#### Problem A:
Decide whether each statement below agrees with the passage on Alojzy Feliński, answering yes or no and quoting the exact words of the passage that settle it: (i) Feliński was born in Łuck. (ii) Jan Śniadecki favored traditional spelling. (iii) Feliński died in Warsaw.
#### Problem B:
List every year that appears in the Life section of the passage on Alojzy Feliński.
#### Problem C:
Output the text of the passage on Alojzy Feliński between "Feliński was a" and "advocated traditional spelling.", inclusive, word for word.

*** Opening of Passage for review ***

Alojzy Feliński (1771–1820) was a Polish writer.

==Life==
Feliński was born in Łuck. In his childhood he met Tadeusz Czacki. He was educated by the Piarists in Dąbrownica, later in Włodzimierz Wołyński. In 1778 he settled in Lublin, where he became a close companion of Kajetan Koźmian. Having resigned from the Bar together with Tadeusz Czacki, in 1779 he entered Parliament in Warsaw, where he became acquainted with many contemporary writers from Jacek Małachowski’s circle of friends. During the Kościuszko Insurrection, Feliński was Tadeusz Kościuszko’s secretary for French correspondence as well as the law and order commissar in Wołyń. After the defeat of the Insurrection he stayed at the Tarnowskis’ in Dzików, in 1795 he returned to Wołyń to manage his estate. In 1809 the author became a member of the Society of the Friends of Science. In 1815 he went to live in Warsaw and joined the circle of classicists. In 1818 he moved to Krzemieniec, where he took up the position of professor in the Krzemieniec Lyceum, where he subsequently became the headmaster. In 1819 he was granted honorary membership of Vilna University. He died in Krzemieniec.

==Work==

Feliński was a representative of the classicism typical of the time after Stanisław Poniatowski’s reign. One of his major works was the tragedy Barbara Radziwiłłówna (1817), regarded as a masterpiece of classicist poetics; he translated Dellile’s poem entitled The Landlord or the French Landowners. He often spoke about Polish orthography, entering into a polemic on the subject with Jan Śniadecki, who advocated traditional spelling.

*** Close of Passage for review ***
*** Opening of Information ***

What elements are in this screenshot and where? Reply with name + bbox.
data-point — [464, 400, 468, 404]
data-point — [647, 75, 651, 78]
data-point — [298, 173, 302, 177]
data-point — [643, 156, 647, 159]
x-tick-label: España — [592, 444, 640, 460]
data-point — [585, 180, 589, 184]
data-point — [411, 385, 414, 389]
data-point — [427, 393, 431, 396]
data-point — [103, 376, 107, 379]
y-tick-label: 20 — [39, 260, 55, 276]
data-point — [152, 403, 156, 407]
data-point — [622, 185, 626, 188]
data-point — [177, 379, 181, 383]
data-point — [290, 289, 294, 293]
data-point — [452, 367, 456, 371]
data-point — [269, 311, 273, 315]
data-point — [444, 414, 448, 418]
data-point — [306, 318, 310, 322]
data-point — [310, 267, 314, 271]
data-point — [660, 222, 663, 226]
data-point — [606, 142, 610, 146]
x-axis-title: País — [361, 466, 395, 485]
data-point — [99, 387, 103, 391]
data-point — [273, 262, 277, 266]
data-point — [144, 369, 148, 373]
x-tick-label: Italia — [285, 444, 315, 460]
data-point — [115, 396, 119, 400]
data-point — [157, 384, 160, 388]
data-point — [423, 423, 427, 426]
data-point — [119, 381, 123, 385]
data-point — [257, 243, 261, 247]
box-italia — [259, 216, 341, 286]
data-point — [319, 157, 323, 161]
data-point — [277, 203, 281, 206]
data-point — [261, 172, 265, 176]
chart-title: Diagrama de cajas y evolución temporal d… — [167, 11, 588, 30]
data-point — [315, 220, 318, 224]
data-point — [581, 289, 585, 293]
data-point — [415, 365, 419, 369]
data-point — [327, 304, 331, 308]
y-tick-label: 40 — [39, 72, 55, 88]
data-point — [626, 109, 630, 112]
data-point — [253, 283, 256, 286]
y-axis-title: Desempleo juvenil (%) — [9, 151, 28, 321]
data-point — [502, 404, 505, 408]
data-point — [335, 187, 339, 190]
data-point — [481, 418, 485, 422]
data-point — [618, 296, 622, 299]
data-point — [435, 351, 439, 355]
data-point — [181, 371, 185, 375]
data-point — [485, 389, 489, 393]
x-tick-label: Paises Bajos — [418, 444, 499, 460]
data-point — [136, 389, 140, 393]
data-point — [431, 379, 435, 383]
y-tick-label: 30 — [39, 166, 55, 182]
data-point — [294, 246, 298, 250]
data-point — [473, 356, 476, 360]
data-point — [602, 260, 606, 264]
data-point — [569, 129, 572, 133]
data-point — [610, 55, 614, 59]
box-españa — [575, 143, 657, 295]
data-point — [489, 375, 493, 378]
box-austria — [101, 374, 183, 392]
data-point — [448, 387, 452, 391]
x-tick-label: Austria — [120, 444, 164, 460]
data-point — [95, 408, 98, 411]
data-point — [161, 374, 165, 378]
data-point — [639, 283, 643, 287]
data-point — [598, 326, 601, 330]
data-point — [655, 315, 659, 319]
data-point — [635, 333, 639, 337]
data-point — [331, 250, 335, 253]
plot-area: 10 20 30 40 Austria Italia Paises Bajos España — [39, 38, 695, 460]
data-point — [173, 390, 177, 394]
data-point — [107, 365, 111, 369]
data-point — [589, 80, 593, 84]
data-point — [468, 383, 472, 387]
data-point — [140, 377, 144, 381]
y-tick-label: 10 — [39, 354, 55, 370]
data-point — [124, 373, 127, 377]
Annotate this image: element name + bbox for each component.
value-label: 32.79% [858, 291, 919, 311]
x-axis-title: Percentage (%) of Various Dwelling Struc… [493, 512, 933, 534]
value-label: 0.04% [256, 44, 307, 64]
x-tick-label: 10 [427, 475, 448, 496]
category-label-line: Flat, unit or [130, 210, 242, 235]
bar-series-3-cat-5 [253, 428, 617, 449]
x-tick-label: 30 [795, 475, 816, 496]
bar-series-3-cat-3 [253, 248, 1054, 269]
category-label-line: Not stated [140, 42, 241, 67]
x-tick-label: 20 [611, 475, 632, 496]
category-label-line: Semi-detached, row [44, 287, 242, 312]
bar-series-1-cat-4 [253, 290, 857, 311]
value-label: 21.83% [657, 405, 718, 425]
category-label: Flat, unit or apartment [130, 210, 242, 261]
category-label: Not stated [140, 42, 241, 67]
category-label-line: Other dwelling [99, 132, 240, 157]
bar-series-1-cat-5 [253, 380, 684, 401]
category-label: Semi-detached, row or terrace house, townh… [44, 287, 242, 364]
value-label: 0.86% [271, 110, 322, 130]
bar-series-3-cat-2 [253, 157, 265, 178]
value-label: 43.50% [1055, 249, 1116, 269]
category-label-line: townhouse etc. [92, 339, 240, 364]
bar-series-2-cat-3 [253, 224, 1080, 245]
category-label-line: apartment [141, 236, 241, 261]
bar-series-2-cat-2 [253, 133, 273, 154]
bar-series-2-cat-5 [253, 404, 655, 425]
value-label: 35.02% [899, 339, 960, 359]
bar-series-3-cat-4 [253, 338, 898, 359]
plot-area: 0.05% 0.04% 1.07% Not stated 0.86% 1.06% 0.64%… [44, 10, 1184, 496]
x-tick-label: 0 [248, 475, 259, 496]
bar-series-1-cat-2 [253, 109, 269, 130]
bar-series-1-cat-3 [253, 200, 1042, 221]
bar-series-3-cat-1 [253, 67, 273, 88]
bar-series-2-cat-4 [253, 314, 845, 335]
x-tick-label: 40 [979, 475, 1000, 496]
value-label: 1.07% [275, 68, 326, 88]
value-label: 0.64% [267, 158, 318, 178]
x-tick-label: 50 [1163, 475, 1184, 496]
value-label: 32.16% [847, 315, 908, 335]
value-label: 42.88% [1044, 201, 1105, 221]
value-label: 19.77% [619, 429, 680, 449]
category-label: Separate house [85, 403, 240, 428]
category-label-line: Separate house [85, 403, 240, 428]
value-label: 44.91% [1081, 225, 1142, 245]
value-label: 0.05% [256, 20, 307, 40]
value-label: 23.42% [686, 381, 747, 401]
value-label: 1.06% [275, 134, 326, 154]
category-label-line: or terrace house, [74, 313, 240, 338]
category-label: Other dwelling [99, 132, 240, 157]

*** Close of Information ***

#### Answer space A:
(i) Yes: "Feliński was born in Łuck."
(ii) Yes: "Jan Śniadecki, who advocated traditional spelling"
(iii) No: "He died in Krzemieniec."

#### Answer space B:
1778, 1779, 1795, 1809, 1815, 1818, 1819

#### Answer space C:
Feliński was a representative of the classicism typical of the time after Stanisław Poniatowski’s reign. One of his major works was the tragedy Barbara Radziwiłłówna (1817), regarded as a masterpiece of classicist poetics; he translated Dellile’s poem entitled The Landlord or the French Landowners. He often spoke about Polish orthography, entering into a polemic on the subject with Jan Śniadecki, who advocated traditional spelling.